### EXERCISE MATERIALS

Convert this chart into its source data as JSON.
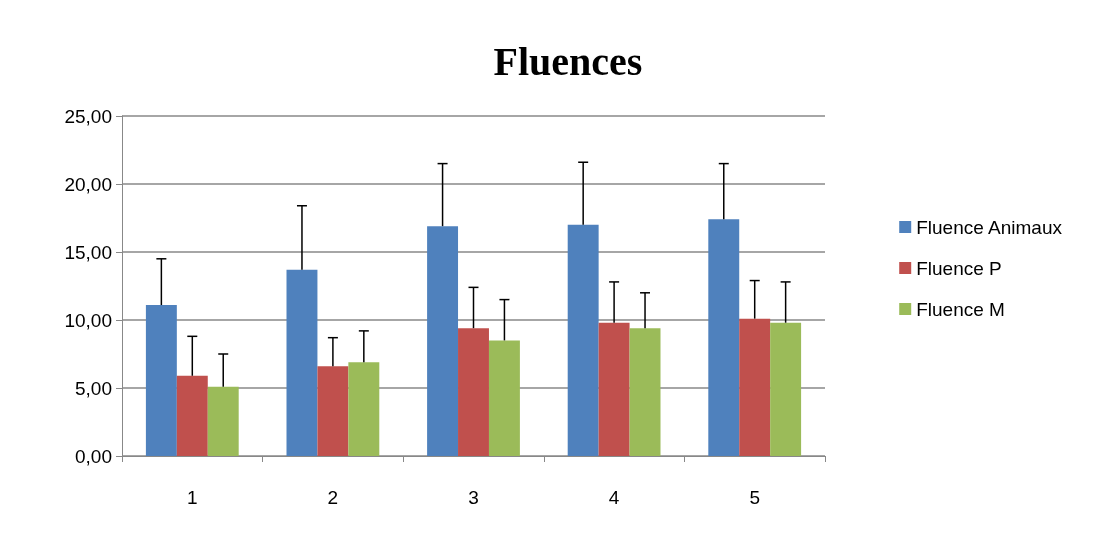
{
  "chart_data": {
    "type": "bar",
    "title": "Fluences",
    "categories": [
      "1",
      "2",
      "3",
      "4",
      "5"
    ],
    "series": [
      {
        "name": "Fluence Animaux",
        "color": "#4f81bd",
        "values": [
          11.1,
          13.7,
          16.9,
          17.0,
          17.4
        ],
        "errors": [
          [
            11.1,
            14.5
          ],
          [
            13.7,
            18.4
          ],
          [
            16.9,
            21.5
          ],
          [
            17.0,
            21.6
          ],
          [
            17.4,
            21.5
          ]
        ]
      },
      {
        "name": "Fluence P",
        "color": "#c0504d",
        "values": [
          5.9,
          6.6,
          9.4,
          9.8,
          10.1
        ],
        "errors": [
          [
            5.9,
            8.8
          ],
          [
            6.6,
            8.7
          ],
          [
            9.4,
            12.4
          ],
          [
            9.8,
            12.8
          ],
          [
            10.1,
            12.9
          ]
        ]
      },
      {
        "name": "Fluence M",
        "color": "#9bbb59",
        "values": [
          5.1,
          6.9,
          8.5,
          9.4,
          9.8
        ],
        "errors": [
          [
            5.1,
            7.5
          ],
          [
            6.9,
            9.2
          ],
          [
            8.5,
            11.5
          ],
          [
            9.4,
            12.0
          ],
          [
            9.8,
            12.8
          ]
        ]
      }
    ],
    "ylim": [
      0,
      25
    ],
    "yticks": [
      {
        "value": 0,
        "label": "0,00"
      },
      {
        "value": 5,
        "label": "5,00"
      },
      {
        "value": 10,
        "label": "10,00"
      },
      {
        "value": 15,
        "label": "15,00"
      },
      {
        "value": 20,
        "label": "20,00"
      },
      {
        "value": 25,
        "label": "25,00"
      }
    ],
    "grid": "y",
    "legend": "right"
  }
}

### JOB
From the material above, copy everything exactly but the pictures.

### WRITTEN ANSWER
Convert this chart into its source data as JSON.
{
  "chart_data": {
    "type": "bar",
    "title": "Fluences",
    "categories": [
      "1",
      "2",
      "3",
      "4",
      "5"
    ],
    "series": [
      {
        "name": "Fluence Animaux",
        "color": "#4f81bd",
        "values": [
          11.1,
          13.7,
          16.9,
          17.0,
          17.4
        ],
        "errors": [
          [
            11.1,
            14.5
          ],
          [
            13.7,
            18.4
          ],
          [
            16.9,
            21.5
          ],
          [
            17.0,
            21.6
          ],
          [
            17.4,
            21.5
          ]
        ]
      },
      {
        "name": "Fluence P",
        "color": "#c0504d",
        "values": [
          5.9,
          6.6,
          9.4,
          9.8,
          10.1
        ],
        "errors": [
          [
            5.9,
            8.8
          ],
          [
            6.6,
            8.7
          ],
          [
            9.4,
            12.4
          ],
          [
            9.8,
            12.8
          ],
          [
            10.1,
            12.9
          ]
        ]
      },
      {
        "name": "Fluence M",
        "color": "#9bbb59",
        "values": [
          5.1,
          6.9,
          8.5,
          9.4,
          9.8
        ],
        "errors": [
          [
            5.1,
            7.5
          ],
          [
            6.9,
            9.2
          ],
          [
            8.5,
            11.5
          ],
          [
            9.4,
            12.0
          ],
          [
            9.8,
            12.8
          ]
        ]
      }
    ],
    "ylim": [
      0,
      25
    ],
    "yticks": [
      {
        "value": 0,
        "label": "0,00"
      },
      {
        "value": 5,
        "label": "5,00"
      },
      {
        "value": 10,
        "label": "10,00"
      },
      {
        "value": 15,
        "label": "15,00"
      },
      {
        "value": 20,
        "label": "20,00"
      },
      {
        "value": 25,
        "label": "25,00"
      }
    ],
    "grid": "y",
    "legend": "right"
  }
}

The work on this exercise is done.